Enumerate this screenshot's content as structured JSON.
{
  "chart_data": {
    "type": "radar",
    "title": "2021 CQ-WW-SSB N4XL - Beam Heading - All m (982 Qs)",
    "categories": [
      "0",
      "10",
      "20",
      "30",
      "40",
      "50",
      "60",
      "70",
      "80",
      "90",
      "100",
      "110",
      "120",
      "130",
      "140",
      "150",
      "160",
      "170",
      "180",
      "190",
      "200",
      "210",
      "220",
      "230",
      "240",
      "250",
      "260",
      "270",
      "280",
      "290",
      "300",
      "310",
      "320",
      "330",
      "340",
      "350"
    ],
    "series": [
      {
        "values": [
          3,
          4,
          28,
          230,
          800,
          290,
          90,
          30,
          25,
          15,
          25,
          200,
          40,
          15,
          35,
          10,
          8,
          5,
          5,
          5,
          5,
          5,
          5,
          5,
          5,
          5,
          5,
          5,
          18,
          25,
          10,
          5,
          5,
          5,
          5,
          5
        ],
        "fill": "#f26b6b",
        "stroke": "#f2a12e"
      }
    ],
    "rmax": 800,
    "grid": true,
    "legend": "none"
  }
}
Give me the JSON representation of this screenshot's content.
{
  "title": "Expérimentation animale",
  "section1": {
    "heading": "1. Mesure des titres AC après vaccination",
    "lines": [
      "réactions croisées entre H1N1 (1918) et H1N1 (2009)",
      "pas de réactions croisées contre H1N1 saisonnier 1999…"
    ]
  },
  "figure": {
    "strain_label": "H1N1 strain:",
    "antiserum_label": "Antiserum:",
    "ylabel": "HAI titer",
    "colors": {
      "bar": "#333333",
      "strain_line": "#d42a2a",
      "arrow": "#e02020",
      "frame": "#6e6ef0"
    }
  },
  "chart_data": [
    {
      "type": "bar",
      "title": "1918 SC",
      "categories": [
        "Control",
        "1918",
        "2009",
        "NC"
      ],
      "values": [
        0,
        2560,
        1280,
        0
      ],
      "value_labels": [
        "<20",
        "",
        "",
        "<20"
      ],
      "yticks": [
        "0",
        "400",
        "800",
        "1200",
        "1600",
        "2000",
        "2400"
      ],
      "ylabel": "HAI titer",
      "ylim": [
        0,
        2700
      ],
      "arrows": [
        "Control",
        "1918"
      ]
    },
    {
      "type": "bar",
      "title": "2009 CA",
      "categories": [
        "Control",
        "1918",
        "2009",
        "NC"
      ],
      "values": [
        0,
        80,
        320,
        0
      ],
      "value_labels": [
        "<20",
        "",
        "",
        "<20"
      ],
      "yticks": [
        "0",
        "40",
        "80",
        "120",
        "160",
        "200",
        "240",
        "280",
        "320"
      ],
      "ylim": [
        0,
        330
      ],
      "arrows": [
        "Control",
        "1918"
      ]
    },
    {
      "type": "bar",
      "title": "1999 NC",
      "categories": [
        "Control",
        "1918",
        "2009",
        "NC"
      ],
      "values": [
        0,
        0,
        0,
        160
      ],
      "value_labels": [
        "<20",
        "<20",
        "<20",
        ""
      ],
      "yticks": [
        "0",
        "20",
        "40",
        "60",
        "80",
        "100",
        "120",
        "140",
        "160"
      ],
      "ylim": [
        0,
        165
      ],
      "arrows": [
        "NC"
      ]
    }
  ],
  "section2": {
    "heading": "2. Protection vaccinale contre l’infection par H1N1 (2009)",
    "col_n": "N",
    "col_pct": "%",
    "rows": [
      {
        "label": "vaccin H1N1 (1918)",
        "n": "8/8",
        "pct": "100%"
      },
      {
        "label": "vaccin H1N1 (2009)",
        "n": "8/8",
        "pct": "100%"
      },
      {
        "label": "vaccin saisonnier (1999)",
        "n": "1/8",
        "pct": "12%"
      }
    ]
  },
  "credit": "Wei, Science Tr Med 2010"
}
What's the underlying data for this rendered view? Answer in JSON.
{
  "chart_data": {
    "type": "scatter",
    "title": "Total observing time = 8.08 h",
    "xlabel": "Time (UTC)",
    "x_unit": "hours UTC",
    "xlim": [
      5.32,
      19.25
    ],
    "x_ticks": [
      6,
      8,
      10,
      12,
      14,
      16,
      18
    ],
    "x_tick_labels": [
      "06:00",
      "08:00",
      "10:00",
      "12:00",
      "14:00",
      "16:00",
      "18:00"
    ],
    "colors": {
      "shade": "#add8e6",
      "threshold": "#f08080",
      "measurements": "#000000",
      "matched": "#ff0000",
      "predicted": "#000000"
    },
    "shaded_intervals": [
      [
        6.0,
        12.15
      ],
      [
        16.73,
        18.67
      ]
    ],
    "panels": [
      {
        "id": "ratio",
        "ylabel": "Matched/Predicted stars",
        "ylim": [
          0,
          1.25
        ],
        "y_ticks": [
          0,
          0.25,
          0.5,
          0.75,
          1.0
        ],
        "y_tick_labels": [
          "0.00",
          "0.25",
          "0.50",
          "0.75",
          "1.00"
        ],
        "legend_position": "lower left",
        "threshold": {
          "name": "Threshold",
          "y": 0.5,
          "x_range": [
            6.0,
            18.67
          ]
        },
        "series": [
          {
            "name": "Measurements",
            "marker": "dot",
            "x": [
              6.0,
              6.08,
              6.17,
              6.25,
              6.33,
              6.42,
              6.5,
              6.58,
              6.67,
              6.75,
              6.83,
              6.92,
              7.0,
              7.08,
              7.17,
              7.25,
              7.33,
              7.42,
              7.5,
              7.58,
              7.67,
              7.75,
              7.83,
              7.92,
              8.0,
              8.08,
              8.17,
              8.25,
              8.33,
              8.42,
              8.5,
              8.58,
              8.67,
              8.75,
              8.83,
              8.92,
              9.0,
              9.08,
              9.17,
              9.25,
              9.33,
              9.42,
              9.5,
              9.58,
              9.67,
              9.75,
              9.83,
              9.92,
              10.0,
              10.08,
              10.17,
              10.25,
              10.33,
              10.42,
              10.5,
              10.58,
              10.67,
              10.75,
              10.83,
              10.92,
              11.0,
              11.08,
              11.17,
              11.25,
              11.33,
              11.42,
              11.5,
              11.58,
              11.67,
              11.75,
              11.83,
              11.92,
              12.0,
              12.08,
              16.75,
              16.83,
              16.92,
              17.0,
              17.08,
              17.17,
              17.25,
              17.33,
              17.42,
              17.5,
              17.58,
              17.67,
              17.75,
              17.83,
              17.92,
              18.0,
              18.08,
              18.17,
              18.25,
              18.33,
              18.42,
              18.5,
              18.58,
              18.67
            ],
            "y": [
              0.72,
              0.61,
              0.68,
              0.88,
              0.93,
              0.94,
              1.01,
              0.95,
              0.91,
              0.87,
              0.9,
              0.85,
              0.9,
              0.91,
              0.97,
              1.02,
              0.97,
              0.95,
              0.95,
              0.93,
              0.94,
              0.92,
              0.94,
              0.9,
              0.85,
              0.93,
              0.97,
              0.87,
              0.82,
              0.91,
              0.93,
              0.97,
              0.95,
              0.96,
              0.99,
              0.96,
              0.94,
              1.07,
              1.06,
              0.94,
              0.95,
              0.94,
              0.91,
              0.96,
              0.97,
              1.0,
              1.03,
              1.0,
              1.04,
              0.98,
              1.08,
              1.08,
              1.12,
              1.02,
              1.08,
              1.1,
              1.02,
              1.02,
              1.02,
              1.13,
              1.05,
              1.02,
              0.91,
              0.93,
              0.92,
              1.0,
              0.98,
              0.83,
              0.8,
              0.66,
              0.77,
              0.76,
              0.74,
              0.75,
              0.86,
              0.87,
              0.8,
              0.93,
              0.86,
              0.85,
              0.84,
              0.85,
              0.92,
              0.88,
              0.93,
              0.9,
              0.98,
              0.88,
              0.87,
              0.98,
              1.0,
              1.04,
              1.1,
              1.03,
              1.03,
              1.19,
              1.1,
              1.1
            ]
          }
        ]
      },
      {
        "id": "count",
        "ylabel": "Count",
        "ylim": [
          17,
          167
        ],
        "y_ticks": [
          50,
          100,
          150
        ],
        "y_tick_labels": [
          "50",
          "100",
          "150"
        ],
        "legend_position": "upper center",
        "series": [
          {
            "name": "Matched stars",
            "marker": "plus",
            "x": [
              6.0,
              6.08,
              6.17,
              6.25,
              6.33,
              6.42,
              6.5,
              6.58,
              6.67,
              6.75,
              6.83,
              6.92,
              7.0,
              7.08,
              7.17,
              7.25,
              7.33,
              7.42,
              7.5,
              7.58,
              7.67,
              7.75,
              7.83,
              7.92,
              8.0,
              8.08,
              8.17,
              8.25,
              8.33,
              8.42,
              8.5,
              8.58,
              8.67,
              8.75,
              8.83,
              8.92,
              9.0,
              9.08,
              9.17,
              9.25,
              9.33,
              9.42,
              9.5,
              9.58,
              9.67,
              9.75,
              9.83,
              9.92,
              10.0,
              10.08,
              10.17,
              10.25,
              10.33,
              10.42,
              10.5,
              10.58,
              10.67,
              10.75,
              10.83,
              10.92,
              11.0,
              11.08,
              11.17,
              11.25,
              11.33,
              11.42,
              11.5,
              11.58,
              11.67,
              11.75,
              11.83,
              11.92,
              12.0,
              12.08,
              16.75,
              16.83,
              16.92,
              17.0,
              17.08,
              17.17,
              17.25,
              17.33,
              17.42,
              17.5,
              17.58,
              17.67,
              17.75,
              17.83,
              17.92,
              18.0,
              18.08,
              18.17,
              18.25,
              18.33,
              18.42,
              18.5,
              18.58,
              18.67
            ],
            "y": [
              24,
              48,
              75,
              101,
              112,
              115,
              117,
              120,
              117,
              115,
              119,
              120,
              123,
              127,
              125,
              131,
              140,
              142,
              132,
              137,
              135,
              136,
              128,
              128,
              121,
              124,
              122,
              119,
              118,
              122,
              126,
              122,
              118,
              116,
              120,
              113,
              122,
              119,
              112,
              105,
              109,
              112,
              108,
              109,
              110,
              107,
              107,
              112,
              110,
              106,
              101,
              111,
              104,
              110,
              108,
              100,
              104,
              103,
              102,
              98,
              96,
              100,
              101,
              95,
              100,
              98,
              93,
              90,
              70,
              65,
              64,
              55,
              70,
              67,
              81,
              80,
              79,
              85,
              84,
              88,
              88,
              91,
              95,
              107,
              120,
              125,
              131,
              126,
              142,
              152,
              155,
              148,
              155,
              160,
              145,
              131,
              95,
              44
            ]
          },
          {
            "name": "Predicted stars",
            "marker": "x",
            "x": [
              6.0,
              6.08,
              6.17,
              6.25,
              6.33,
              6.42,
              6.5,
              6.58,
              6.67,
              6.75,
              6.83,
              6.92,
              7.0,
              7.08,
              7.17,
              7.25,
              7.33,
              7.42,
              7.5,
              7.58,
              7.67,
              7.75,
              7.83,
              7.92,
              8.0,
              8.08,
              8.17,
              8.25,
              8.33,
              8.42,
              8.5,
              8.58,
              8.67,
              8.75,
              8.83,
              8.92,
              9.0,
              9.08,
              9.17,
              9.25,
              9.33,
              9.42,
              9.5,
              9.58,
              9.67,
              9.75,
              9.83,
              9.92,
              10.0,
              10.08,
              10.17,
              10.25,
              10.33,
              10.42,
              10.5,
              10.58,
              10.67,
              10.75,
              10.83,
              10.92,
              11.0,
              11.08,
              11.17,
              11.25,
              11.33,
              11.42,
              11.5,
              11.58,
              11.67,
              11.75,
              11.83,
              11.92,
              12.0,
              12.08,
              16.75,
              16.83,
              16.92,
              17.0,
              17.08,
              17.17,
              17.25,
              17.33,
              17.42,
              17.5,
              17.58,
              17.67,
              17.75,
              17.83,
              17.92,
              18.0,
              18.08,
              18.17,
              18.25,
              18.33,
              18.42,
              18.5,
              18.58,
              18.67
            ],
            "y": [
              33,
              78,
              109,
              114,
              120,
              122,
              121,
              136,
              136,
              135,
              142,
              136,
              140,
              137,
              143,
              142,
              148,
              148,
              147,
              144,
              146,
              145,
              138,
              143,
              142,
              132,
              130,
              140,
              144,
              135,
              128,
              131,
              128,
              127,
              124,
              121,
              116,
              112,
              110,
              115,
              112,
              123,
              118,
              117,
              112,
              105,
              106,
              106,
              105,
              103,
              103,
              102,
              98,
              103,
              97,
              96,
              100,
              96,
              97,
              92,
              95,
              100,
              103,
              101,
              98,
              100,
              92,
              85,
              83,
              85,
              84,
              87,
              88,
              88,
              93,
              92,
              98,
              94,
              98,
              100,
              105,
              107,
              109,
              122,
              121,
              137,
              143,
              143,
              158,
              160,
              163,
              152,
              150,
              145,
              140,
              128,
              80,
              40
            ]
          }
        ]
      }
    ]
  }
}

Brief →
Identify every line holding the word "contre" and copy it out.

Full answer →
      "pas de réactions croisées contre H1N1 saisonnier 1999…"
    "heading": "2. Protection vaccinale contre l’infection par H1N1 (2009)",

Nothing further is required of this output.